━━━ AVAILABLE RECORDS

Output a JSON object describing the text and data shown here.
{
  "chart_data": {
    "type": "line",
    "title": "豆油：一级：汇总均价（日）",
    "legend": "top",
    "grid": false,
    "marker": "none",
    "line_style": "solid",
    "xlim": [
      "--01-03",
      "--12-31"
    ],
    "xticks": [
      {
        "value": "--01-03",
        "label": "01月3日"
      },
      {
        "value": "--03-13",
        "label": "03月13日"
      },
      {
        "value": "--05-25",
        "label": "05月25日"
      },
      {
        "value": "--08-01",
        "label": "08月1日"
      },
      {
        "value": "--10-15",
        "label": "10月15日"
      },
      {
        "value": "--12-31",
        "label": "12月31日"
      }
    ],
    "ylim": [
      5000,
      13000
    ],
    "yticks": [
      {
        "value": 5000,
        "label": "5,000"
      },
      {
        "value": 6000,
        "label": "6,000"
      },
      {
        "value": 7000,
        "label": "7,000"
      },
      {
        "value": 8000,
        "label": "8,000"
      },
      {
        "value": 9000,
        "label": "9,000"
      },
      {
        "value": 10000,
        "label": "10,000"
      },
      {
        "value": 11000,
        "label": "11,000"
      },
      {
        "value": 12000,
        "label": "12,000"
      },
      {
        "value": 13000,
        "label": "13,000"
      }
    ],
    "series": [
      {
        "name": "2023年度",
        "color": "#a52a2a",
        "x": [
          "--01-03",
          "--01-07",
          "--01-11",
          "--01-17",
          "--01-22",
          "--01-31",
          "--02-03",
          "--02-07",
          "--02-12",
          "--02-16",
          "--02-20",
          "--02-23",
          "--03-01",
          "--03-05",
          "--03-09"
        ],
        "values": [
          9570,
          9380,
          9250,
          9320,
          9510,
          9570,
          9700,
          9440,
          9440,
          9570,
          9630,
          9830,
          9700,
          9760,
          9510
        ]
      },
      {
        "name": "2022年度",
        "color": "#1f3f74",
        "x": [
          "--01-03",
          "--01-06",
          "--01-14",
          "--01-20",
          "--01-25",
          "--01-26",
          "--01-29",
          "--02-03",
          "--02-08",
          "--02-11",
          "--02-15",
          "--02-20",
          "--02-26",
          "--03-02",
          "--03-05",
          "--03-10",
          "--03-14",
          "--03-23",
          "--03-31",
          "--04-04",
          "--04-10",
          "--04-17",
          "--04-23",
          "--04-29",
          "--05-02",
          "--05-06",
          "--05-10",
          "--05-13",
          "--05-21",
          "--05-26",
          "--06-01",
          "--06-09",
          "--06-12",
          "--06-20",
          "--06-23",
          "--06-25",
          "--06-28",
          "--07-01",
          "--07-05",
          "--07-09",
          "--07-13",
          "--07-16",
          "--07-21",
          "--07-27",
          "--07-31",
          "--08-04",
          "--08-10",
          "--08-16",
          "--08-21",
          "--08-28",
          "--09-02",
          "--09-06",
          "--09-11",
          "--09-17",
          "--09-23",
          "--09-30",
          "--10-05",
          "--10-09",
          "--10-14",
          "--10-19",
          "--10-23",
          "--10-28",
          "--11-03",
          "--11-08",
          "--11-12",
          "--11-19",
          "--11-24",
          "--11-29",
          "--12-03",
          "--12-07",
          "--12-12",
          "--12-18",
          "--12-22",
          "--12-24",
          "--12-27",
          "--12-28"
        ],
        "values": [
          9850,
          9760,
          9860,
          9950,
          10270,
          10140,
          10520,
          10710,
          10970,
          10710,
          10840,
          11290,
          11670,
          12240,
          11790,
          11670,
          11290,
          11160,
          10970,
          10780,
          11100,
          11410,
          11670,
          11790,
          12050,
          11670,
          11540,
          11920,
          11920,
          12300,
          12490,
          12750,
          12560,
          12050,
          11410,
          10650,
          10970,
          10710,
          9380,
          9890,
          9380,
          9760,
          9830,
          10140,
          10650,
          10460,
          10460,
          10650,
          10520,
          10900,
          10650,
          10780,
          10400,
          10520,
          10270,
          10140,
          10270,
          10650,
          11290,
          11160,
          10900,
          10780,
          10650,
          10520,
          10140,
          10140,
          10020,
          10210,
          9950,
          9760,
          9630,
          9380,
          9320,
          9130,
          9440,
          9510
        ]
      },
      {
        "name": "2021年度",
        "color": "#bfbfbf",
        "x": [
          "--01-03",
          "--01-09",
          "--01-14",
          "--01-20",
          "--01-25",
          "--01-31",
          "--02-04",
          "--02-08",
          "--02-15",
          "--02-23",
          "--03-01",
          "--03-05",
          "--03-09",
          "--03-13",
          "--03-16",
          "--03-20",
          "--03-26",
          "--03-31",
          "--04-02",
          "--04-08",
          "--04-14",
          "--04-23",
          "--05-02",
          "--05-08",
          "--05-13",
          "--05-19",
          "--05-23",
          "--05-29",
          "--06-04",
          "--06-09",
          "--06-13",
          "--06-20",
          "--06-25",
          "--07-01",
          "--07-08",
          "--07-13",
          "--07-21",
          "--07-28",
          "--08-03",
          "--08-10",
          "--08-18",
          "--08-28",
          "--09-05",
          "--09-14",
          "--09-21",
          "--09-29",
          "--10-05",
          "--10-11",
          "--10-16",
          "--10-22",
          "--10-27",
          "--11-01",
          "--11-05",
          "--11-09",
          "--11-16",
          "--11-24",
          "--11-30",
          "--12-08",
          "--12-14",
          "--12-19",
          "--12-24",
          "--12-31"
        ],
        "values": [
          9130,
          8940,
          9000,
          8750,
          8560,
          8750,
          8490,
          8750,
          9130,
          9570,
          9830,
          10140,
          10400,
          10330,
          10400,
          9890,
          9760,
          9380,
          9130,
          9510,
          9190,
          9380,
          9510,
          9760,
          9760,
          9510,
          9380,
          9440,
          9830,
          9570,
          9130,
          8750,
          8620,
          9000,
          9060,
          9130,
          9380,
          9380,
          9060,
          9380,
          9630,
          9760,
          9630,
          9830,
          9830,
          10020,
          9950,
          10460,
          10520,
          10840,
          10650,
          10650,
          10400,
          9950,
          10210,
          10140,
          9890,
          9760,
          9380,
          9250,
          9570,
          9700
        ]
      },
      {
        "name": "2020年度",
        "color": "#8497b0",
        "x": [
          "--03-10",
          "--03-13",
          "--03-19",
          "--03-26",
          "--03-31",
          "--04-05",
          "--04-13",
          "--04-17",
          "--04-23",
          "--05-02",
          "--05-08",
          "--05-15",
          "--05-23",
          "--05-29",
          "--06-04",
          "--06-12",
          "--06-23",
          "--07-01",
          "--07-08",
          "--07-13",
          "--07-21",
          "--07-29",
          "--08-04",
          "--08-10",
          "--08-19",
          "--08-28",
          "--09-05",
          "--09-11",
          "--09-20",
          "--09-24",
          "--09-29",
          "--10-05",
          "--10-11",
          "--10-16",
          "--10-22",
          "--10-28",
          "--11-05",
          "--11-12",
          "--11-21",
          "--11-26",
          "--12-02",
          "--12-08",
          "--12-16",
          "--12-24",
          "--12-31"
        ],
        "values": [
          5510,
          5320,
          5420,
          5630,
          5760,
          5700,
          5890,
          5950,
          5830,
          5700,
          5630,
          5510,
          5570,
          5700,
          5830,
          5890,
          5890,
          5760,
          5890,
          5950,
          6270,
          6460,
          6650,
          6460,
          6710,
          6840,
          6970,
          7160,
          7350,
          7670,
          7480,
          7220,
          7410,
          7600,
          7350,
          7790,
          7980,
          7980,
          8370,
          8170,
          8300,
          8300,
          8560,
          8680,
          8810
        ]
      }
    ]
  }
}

━━━━━━

## EXERCISE DESCRIPTION
Repeat the data verbatim.

## ANSWER TO THE TASK
Output a JSON object describing the text and data shown here.
{
  "chart_data": {
    "type": "line",
    "title": "豆油：一级：汇总均价（日）",
    "legend": "top",
    "grid": false,
    "marker": "none",
    "line_style": "solid",
    "xlim": [
      "--01-03",
      "--12-31"
    ],
    "xticks": [
      {
        "value": "--01-03",
        "label": "01月3日"
      },
      {
        "value": "--03-13",
        "label": "03月13日"
      },
      {
        "value": "--05-25",
        "label": "05月25日"
      },
      {
        "value": "--08-01",
        "label": "08月1日"
      },
      {
        "value": "--10-15",
        "label": "10月15日"
      },
      {
        "value": "--12-31",
        "label": "12月31日"
      }
    ],
    "ylim": [
      5000,
      13000
    ],
    "yticks": [
      {
        "value": 5000,
        "label": "5,000"
      },
      {
        "value": 6000,
        "label": "6,000"
      },
      {
        "value": 7000,
        "label": "7,000"
      },
      {
        "value": 8000,
        "label": "8,000"
      },
      {
        "value": 9000,
        "label": "9,000"
      },
      {
        "value": 10000,
        "label": "10,000"
      },
      {
        "value": 11000,
        "label": "11,000"
      },
      {
        "value": 12000,
        "label": "12,000"
      },
      {
        "value": 13000,
        "label": "13,000"
      }
    ],
    "series": [
      {
        "name": "2023年度",
        "color": "#a52a2a",
        "x": [
          "--01-03",
          "--01-07",
          "--01-11",
          "--01-17",
          "--01-22",
          "--01-31",
          "--02-03",
          "--02-07",
          "--02-12",
          "--02-16",
          "--02-20",
          "--02-23",
          "--03-01",
          "--03-05",
          "--03-09"
        ],
        "values": [
          9570,
          9380,
          9250,
          9320,
          9510,
          9570,
          9700,
          9440,
          9440,
          9570,
          9630,
          9830,
          9700,
          9760,
          9510
        ]
      },
      {
        "name": "2022年度",
        "color": "#1f3f74",
        "x": [
          "--01-03",
          "--01-06",
          "--01-14",
          "--01-20",
          "--01-25",
          "--01-26",
          "--01-29",
          "--02-03",
          "--02-08",
          "--02-11",
          "--02-15",
          "--02-20",
          "--02-26",
          "--03-02",
          "--03-05",
          "--03-10",
          "--03-14",
          "--03-23",
          "--03-31",
          "--04-04",
          "--04-10",
          "--04-17",
          "--04-23",
          "--04-29",
          "--05-02",
          "--05-06",
          "--05-10",
          "--05-13",
          "--05-21",
          "--05-26",
          "--06-01",
          "--06-09",
          "--06-12",
          "--06-20",
          "--06-23",
          "--06-25",
          "--06-28",
          "--07-01",
          "--07-05",
          "--07-09",
          "--07-13",
          "--07-16",
          "--07-21",
          "--07-27",
          "--07-31",
          "--08-04",
          "--08-10",
          "--08-16",
          "--08-21",
          "--08-28",
          "--09-02",
          "--09-06",
          "--09-11",
          "--09-17",
          "--09-23",
          "--09-30",
          "--10-05",
          "--10-09",
          "--10-14",
          "--10-19",
          "--10-23",
          "--10-28",
          "--11-03",
          "--11-08",
          "--11-12",
          "--11-19",
          "--11-24",
          "--11-29",
          "--12-03",
          "--12-07",
          "--12-12",
          "--12-18",
          "--12-22",
          "--12-24",
          "--12-27",
          "--12-28"
        ],
        "values": [
          9850,
          9760,
          9860,
          9950,
          10270,
          10140,
          10520,
          10710,
          10970,
          10710,
          10840,
          11290,
          11670,
          12240,
          11790,
          11670,
          11290,
          11160,
          10970,
          10780,
          11100,
          11410,
          11670,
          11790,
          12050,
          11670,
          11540,
          11920,
          11920,
          12300,
          12490,
          12750,
          12560,
          12050,
          11410,
          10650,
          10970,
          10710,
          9380,
          9890,
          9380,
          9760,
          9830,
          10140,
          10650,
          10460,
          10460,
          10650,
          10520,
          10900,
          10650,
          10780,
          10400,
          10520,
          10270,
          10140,
          10270,
          10650,
          11290,
          11160,
          10900,
          10780,
          10650,
          10520,
          10140,
          10140,
          10020,
          10210,
          9950,
          9760,
          9630,
          9380,
          9320,
          9130,
          9440,
          9510
        ]
      },
      {
        "name": "2021年度",
        "color": "#bfbfbf",
        "x": [
          "--01-03",
          "--01-09",
          "--01-14",
          "--01-20",
          "--01-25",
          "--01-31",
          "--02-04",
          "--02-08",
          "--02-15",
          "--02-23",
          "--03-01",
          "--03-05",
          "--03-09",
          "--03-13",
          "--03-16",
          "--03-20",
          "--03-26",
          "--03-31",
          "--04-02",
          "--04-08",
          "--04-14",
          "--04-23",
          "--05-02",
          "--05-08",
          "--05-13",
          "--05-19",
          "--05-23",
          "--05-29",
          "--06-04",
          "--06-09",
          "--06-13",
          "--06-20",
          "--06-25",
          "--07-01",
          "--07-08",
          "--07-13",
          "--07-21",
          "--07-28",
          "--08-03",
          "--08-10",
          "--08-18",
          "--08-28",
          "--09-05",
          "--09-14",
          "--09-21",
          "--09-29",
          "--10-05",
          "--10-11",
          "--10-16",
          "--10-22",
          "--10-27",
          "--11-01",
          "--11-05",
          "--11-09",
          "--11-16",
          "--11-24",
          "--11-30",
          "--12-08",
          "--12-14",
          "--12-19",
          "--12-24",
          "--12-31"
        ],
        "values": [
          9130,
          8940,
          9000,
          8750,
          8560,
          8750,
          8490,
          8750,
          9130,
          9570,
          9830,
          10140,
          10400,
          10330,
          10400,
          9890,
          9760,
          9380,
          9130,
          9510,
          9190,
          9380,
          9510,
          9760,
          9760,
          9510,
          9380,
          9440,
          9830,
          9570,
          9130,
          8750,
          8620,
          9000,
          9060,
          9130,
          9380,
          9380,
          9060,
          9380,
          9630,
          9760,
          9630,
          9830,
          9830,
          10020,
          9950,
          10460,
          10520,
          10840,
          10650,
          10650,
          10400,
          9950,
          10210,
          10140,
          9890,
          9760,
          9380,
          9250,
          9570,
          9700
        ]
      },
      {
        "name": "2020年度",
        "color": "#8497b0",
        "x": [
          "--03-10",
          "--03-13",
          "--03-19",
          "--03-26",
          "--03-31",
          "--04-05",
          "--04-13",
          "--04-17",
          "--04-23",
          "--05-02",
          "--05-08",
          "--05-15",
          "--05-23",
          "--05-29",
          "--06-04",
          "--06-12",
          "--06-23",
          "--07-01",
          "--07-08",
          "--07-13",
          "--07-21",
          "--07-29",
          "--08-04",
          "--08-10",
          "--08-19",
          "--08-28",
          "--09-05",
          "--09-11",
          "--09-20",
          "--09-24",
          "--09-29",
          "--10-05",
          "--10-11",
          "--10-16",
          "--10-22",
          "--10-28",
          "--11-05",
          "--11-12",
          "--11-21",
          "--11-26",
          "--12-02",
          "--12-08",
          "--12-16",
          "--12-24",
          "--12-31"
        ],
        "values": [
          5510,
          5320,
          5420,
          5630,
          5760,
          5700,
          5890,
          5950,
          5830,
          5700,
          5630,
          5510,
          5570,
          5700,
          5830,
          5890,
          5890,
          5760,
          5890,
          5950,
          6270,
          6460,
          6650,
          6460,
          6710,
          6840,
          6970,
          7160,
          7350,
          7670,
          7480,
          7220,
          7410,
          7600,
          7350,
          7790,
          7980,
          7980,
          8370,
          8170,
          8300,
          8300,
          8560,
          8680,
          8810
        ]
      }
    ]
  }
}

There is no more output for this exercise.